Set problem
Collect all lines below with the string "this".

═══ Record extracts ═══

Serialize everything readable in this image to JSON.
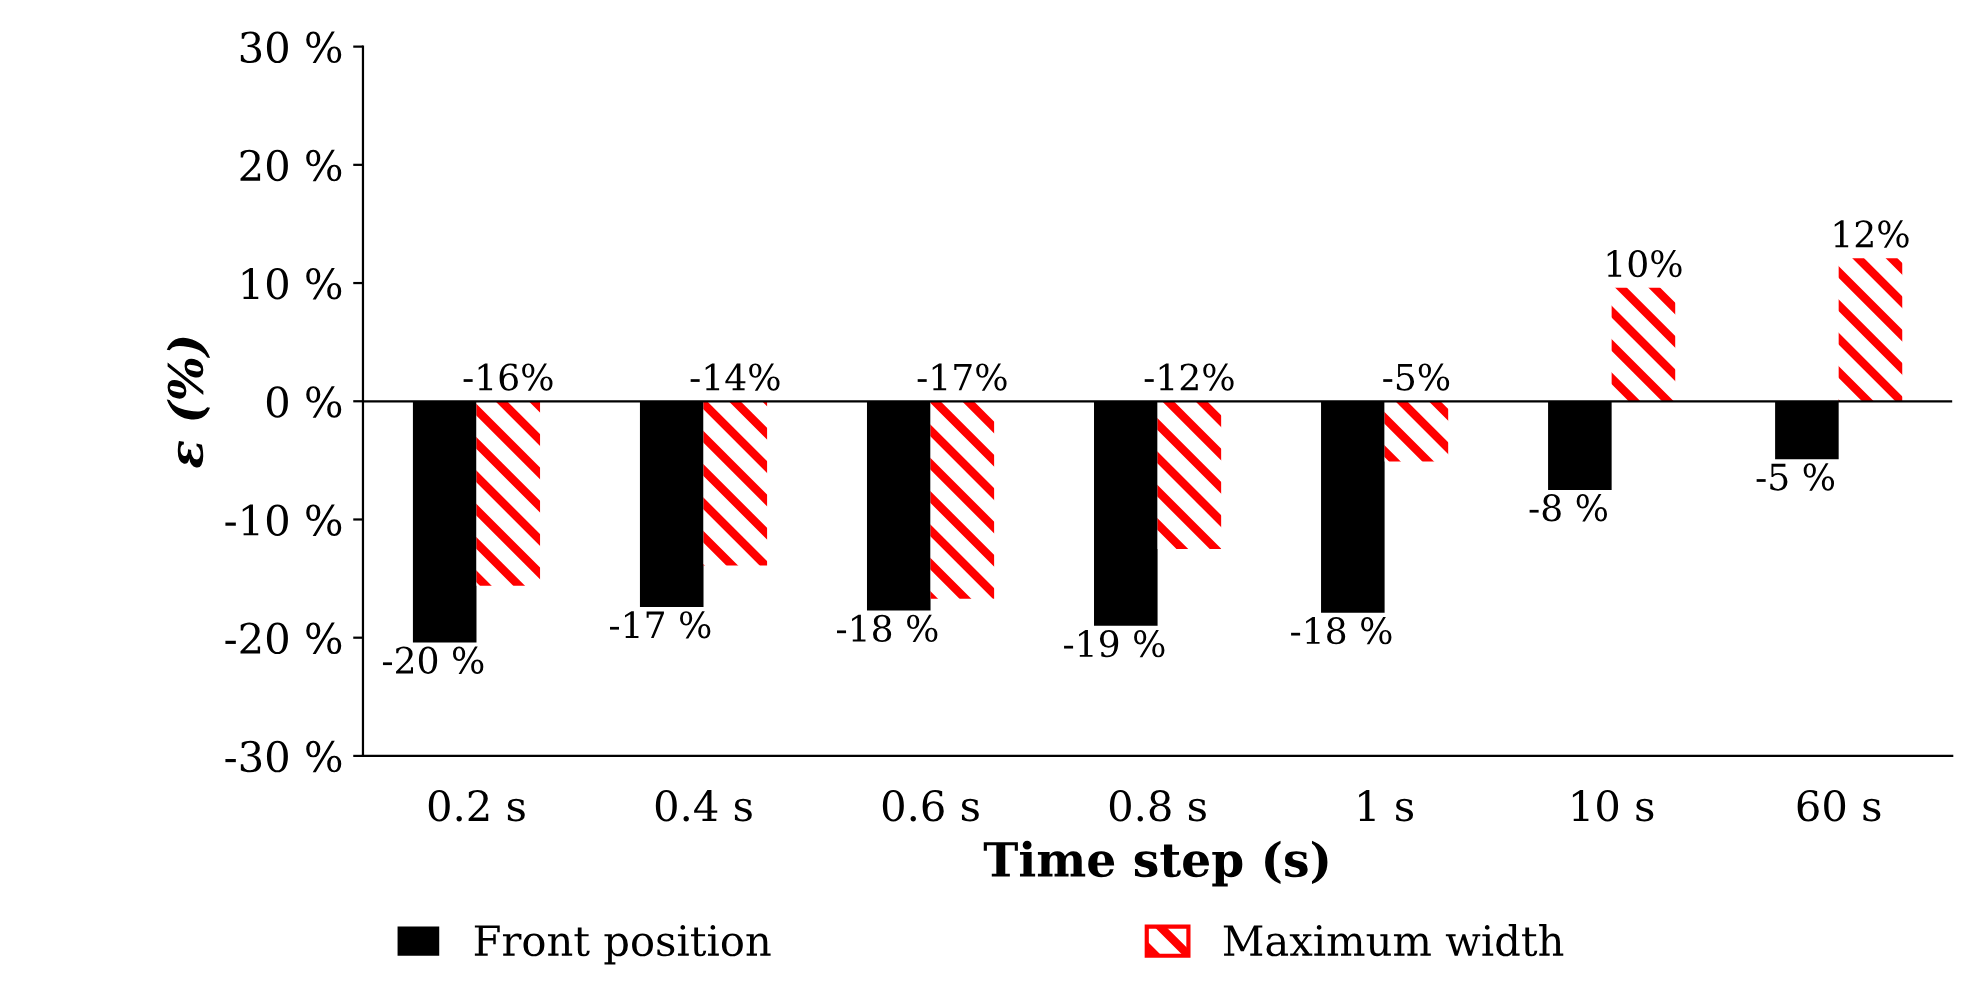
{
  "chart_data": {
    "type": "bar",
    "xlabel": "Time step (s)",
    "ylabel": "ε (%)",
    "categories": [
      "0.2 s",
      "0.4 s",
      "0.6 s",
      "0.8 s",
      "1 s",
      "10 s",
      "60 s"
    ],
    "series": [
      {
        "name": "Front position",
        "color": "#000000",
        "values": [
          -20.4,
          -17.4,
          -17.7,
          -19.0,
          -17.9,
          -7.5,
          -4.9
        ],
        "value_labels": [
          "-20 %",
          "-17 %",
          "-18 %",
          "-19 %",
          "-18 %",
          "-8 %",
          "-5 %"
        ]
      },
      {
        "name": "Maximum width",
        "color": "#ff0000",
        "values": [
          -15.6,
          -13.9,
          -16.7,
          -12.5,
          -5.1,
          9.6,
          12.1
        ],
        "value_labels": [
          "-16%",
          "-14%",
          "-17%",
          "-12%",
          "-5%",
          "10%",
          "12%"
        ]
      }
    ],
    "ylim": [
      -30,
      30
    ],
    "yticks": [
      {
        "value": -30,
        "label": "-30 %"
      },
      {
        "value": -20,
        "label": "-20 %"
      },
      {
        "value": -10,
        "label": "-10 %"
      },
      {
        "value": 0,
        "label": "0 %"
      },
      {
        "value": 10,
        "label": "10 %"
      },
      {
        "value": 20,
        "label": "20 %"
      },
      {
        "value": 30,
        "label": "30 %"
      }
    ],
    "ref_lines": [
      {
        "axis": "y",
        "value": 0,
        "color": "#000000"
      }
    ],
    "legend": "bottom"
  }
}
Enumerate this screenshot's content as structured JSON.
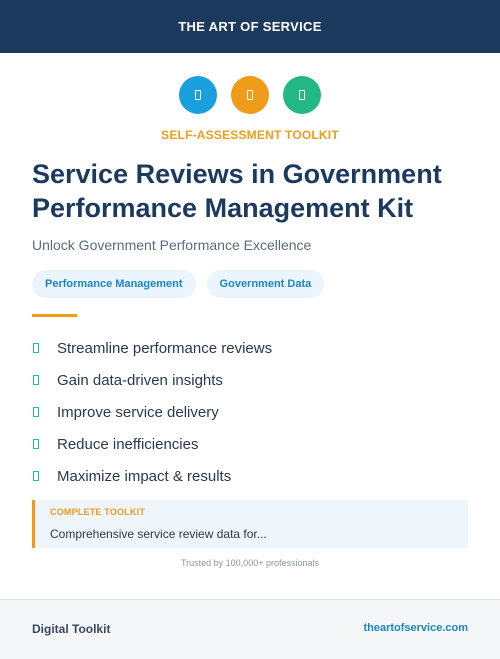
{
  "header": {
    "brand": "THE ART OF SERVICE"
  },
  "icons": [
    {
      "name": "document-icon",
      "color": "#1aa0de"
    },
    {
      "name": "document-icon",
      "color": "#ef9c1a"
    },
    {
      "name": "document-icon",
      "color": "#22b783"
    }
  ],
  "kicker": "SELF-ASSESSMENT TOOLKIT",
  "title": "Service Reviews in Government Performance Management Kit",
  "subtitle": "Unlock Government Performance Excellence",
  "tags": [
    "Performance Management",
    "Government Data"
  ],
  "features": [
    "Streamline performance reviews",
    "Gain data-driven insights",
    "Improve service delivery",
    "Reduce inefficiencies",
    "Maximize impact & results"
  ],
  "callout": {
    "label": "COMPLETE TOOLKIT",
    "text": "Comprehensive service review data for..."
  },
  "trusted": "Trusted by 100,000+ professionals",
  "footer": {
    "left": "Digital Toolkit",
    "right": "theartofservice.com"
  },
  "colors": {
    "navy": "#1c3a5e",
    "orange": "#ef9c1a",
    "blue": "#1aa0de",
    "green": "#22b783"
  }
}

═══

Exercise response
Serialize everything readable in this image to JSON.
Enumerate this screenshot's content as structured JSON.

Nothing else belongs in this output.